[Extracts from a graphics dataset]

+ + +

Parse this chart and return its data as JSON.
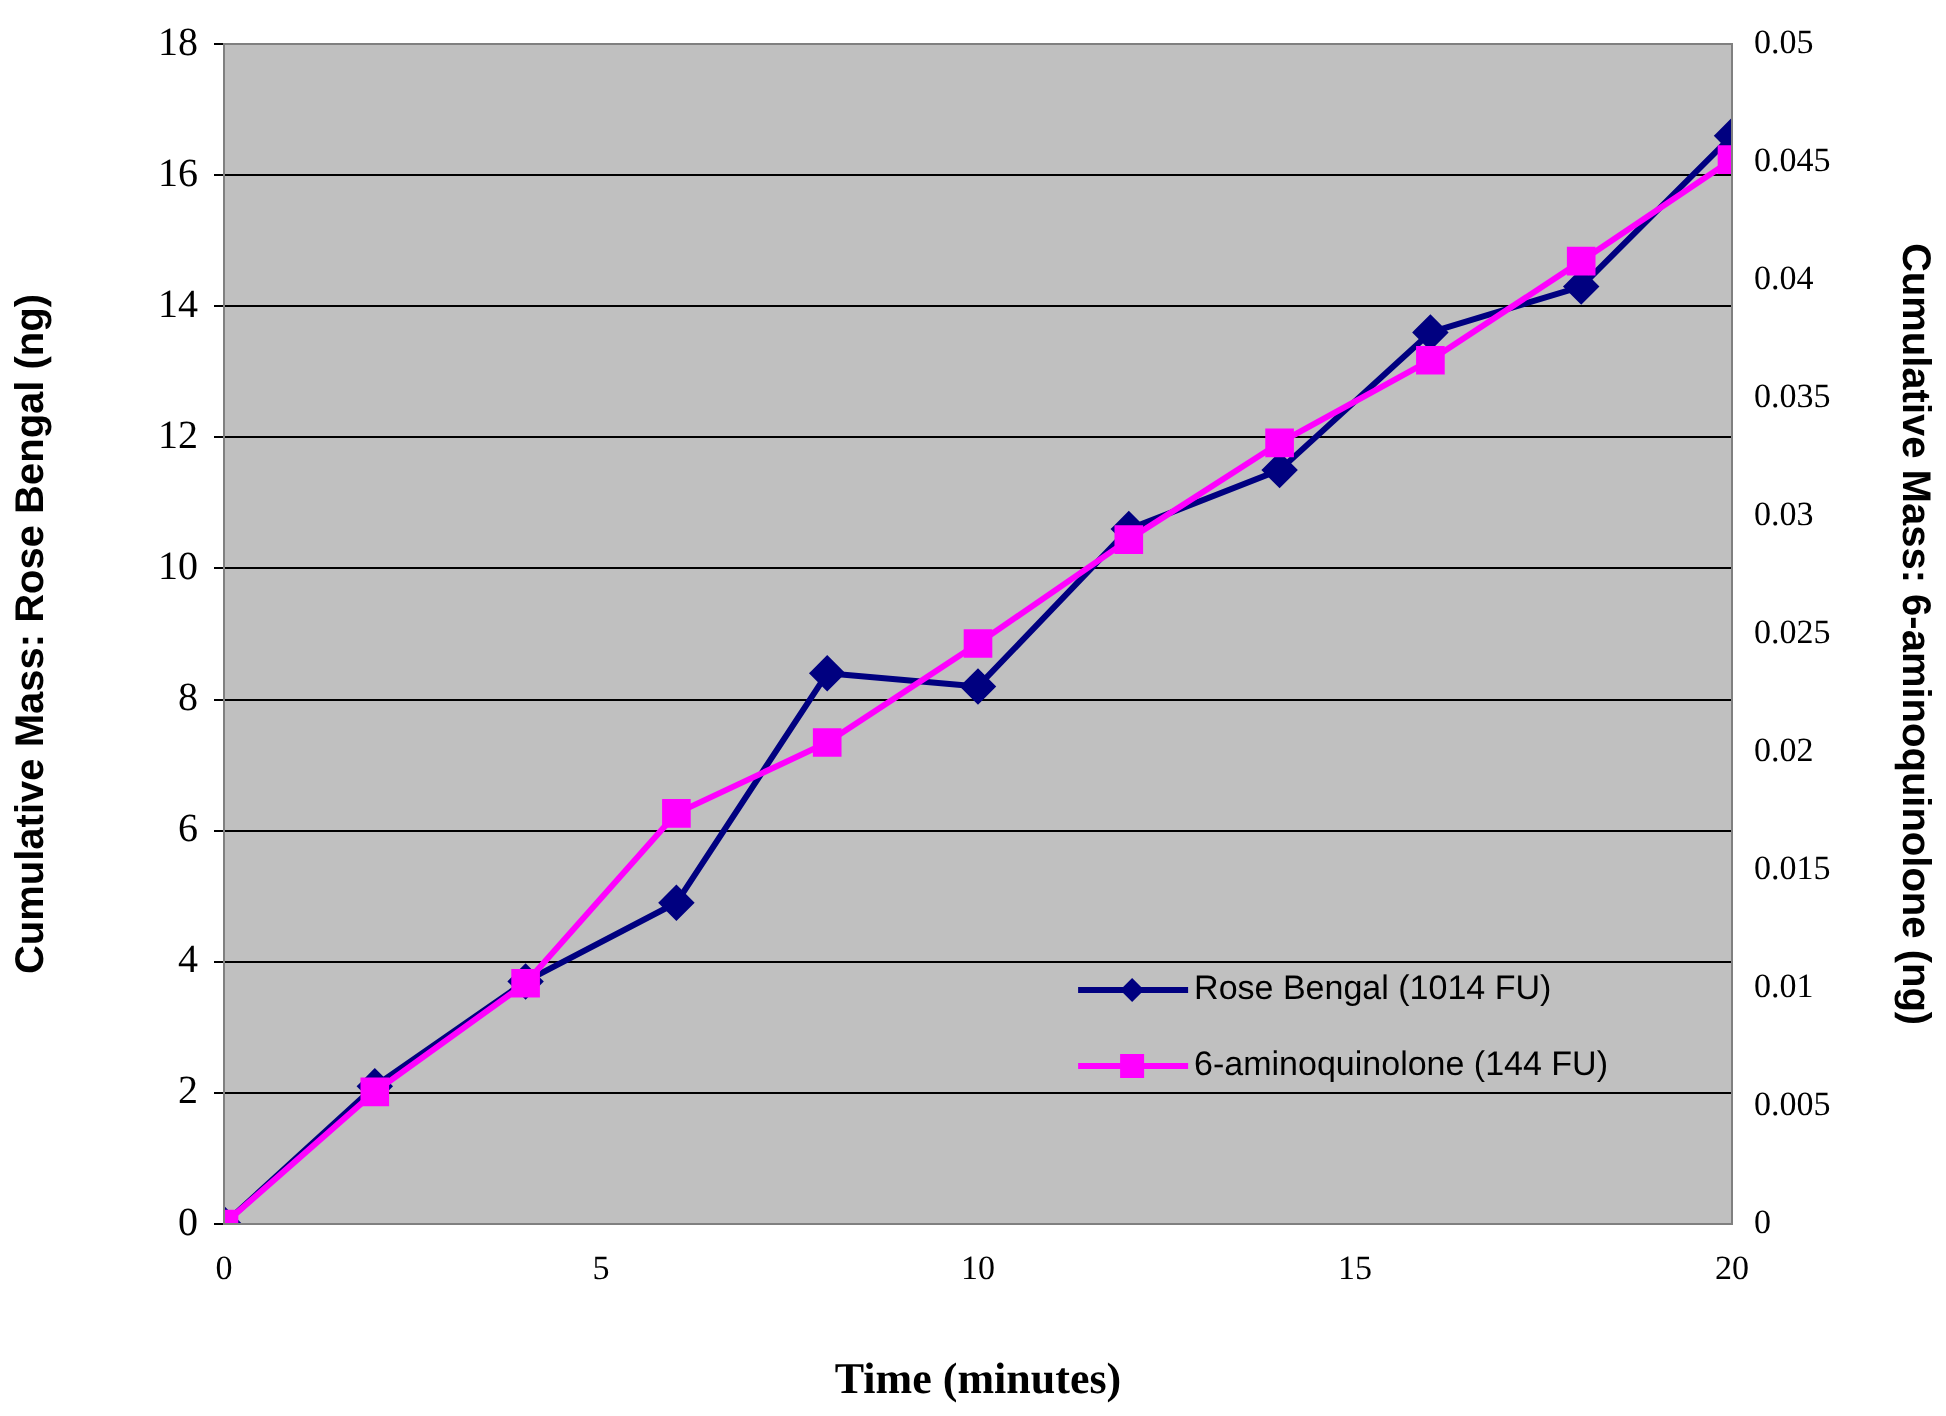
{
  "chart_data": {
    "type": "line",
    "xlabel": "Time (minutes)",
    "ylabel": "Cumulative Mass: Rose Bengal (ng)",
    "y2label": "Cumulative Mass: 6-aminoquinolone (ng)",
    "x": [
      0,
      2,
      4,
      6,
      8,
      10,
      12,
      14,
      16,
      18,
      20
    ],
    "series": [
      {
        "name": "Rose Bengal (1014 FU)",
        "color": "#000080",
        "marker": "diamond",
        "values": [
          0,
          2.1,
          3.7,
          4.9,
          8.4,
          8.2,
          10.6,
          11.5,
          13.6,
          14.3,
          16.6
        ]
      },
      {
        "name": "6-aminoquinolone (144 FU)",
        "color": "#ff00ff",
        "marker": "square",
        "axis": "y2",
        "values": [
          0,
          0.0056,
          0.0102,
          0.0174,
          0.0204,
          0.0246,
          0.029,
          0.0331,
          0.0366,
          0.0408,
          0.0451
        ]
      }
    ],
    "xlim": [
      0,
      20
    ],
    "xticks": [
      0,
      5,
      10,
      15,
      20
    ],
    "ylim": [
      0,
      18
    ],
    "yticks": [
      0,
      2,
      4,
      6,
      8,
      10,
      12,
      14,
      16,
      18
    ],
    "y2lim": [
      0,
      0.05
    ],
    "y2ticks": [
      0,
      0.005,
      0.01,
      0.015,
      0.02,
      0.025,
      0.03,
      0.035,
      0.04,
      0.045,
      0.05
    ],
    "grid": "y",
    "legend": "bottom right",
    "line_style": "solid"
  }
}
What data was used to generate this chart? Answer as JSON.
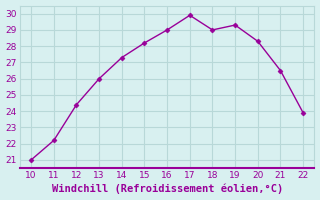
{
  "x": [
    10,
    11,
    12,
    13,
    14,
    15,
    16,
    17,
    18,
    19,
    20,
    21,
    22
  ],
  "y": [
    21,
    22.2,
    24.4,
    26.0,
    27.3,
    28.2,
    29.0,
    29.9,
    29.0,
    29.3,
    28.3,
    26.5,
    23.9
  ],
  "xlim": [
    9.5,
    22.5
  ],
  "ylim": [
    20.5,
    30.5
  ],
  "xticks": [
    10,
    11,
    12,
    13,
    14,
    15,
    16,
    17,
    18,
    19,
    20,
    21,
    22
  ],
  "yticks": [
    21,
    22,
    23,
    24,
    25,
    26,
    27,
    28,
    29,
    30
  ],
  "xlabel": "Windchill (Refroidissement éolien,°C)",
  "line_color": "#990099",
  "marker": "D",
  "marker_size": 2.5,
  "bg_color": "#d8f0f0",
  "grid_color": "#b8d8d8",
  "spine_color": "#990099",
  "tick_color": "#990099",
  "label_color": "#990099",
  "tick_fontsize": 6.5,
  "xlabel_fontsize": 7.5
}
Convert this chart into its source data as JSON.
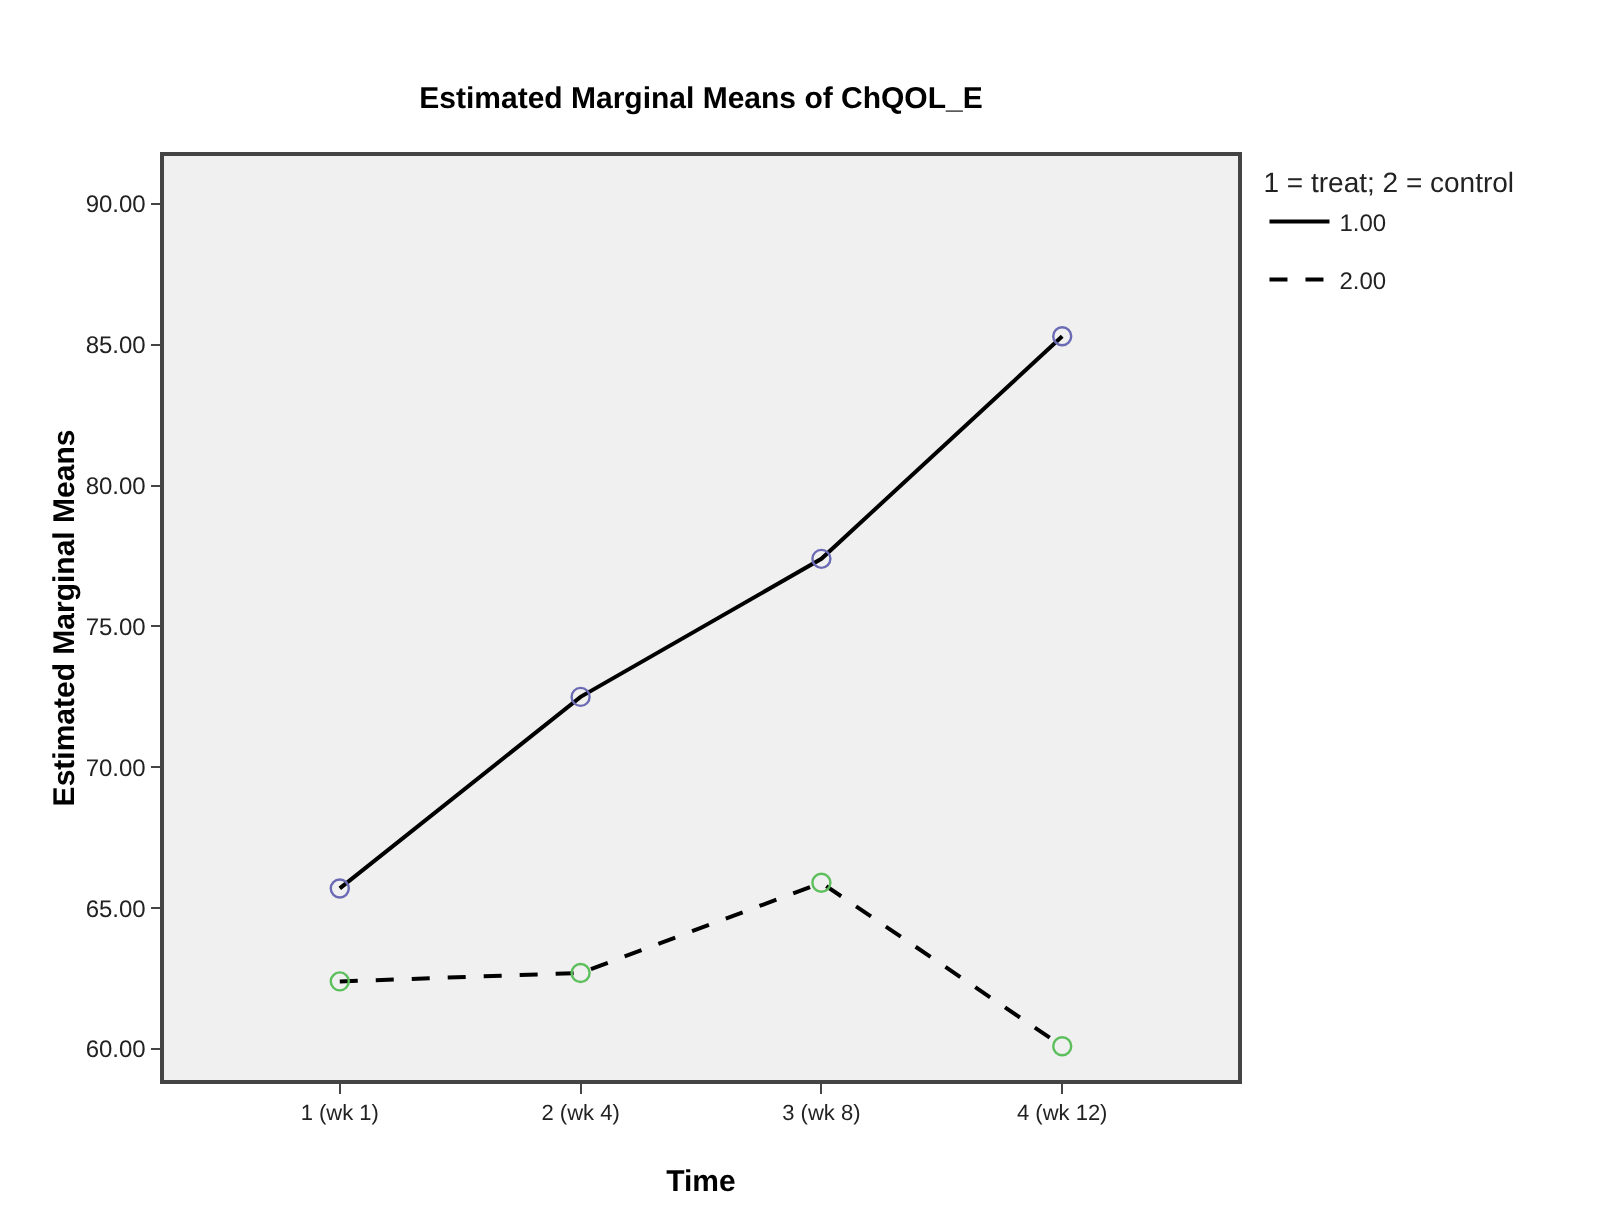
{
  "chart_data": {
    "type": "line",
    "title": "Estimated Marginal Means of ChQOL_E",
    "xlabel": "Time",
    "ylabel": "Estimated Marginal Means",
    "legend_title": "1 = treat; 2 = control",
    "categories": [
      "1 (wk 1)",
      "2 (wk 4)",
      "3 (wk 8)",
      "4 (wk 12)"
    ],
    "series": [
      {
        "name": "1.00",
        "color": "#000000",
        "colors": [
          "#6b6bb5",
          "#6b6bb5",
          "#6b6bb5",
          "#6b6bb5"
        ],
        "line_style": "solid",
        "values": [
          65.7,
          72.5,
          77.4,
          85.3
        ]
      },
      {
        "name": "2.00",
        "color": "#000000",
        "colors": [
          "#5cbf5c",
          "#5cbf5c",
          "#5cbf5c",
          "#5cbf5c"
        ],
        "line_style": "dashed",
        "values": [
          62.4,
          62.7,
          65.9,
          60.1
        ]
      }
    ],
    "ylim": [
      58.9,
      91.7
    ],
    "yticks": [
      {
        "value": 60,
        "label": "60.00"
      },
      {
        "value": 65,
        "label": "65.00"
      },
      {
        "value": 70,
        "label": "70.00"
      },
      {
        "value": 75,
        "label": "75.00"
      },
      {
        "value": 80,
        "label": "80.00"
      },
      {
        "value": 85,
        "label": "85.00"
      },
      {
        "value": 90,
        "label": "90.00"
      }
    ],
    "grid": false,
    "legend": "top right",
    "marker": "circle"
  }
}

+ + +

### Given task
Go through the entries above and pull out each line with "name" in it.

### The response
        "name": "Rose Bengal (1014 FU)",
        "name": "6-aminoquinolone (144 FU)",
        "name": "1.00",
        "name": "2.00",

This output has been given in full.